• PROVIDED DATA:
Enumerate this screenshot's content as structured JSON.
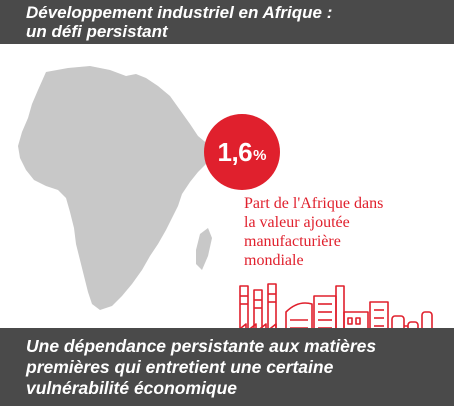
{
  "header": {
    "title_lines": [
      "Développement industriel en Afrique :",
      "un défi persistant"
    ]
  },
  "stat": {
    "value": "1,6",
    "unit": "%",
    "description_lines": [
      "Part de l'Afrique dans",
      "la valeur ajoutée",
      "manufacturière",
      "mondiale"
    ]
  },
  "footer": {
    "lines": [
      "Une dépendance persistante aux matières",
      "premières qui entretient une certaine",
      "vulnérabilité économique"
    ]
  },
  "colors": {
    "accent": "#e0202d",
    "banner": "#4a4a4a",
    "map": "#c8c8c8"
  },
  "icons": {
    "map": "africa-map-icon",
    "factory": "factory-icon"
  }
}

• EXERCISE DIRECTIONS: Say how many lines in the listing above include "Afrique". Give nothing but the number.

• SOLUTION BELOW: 2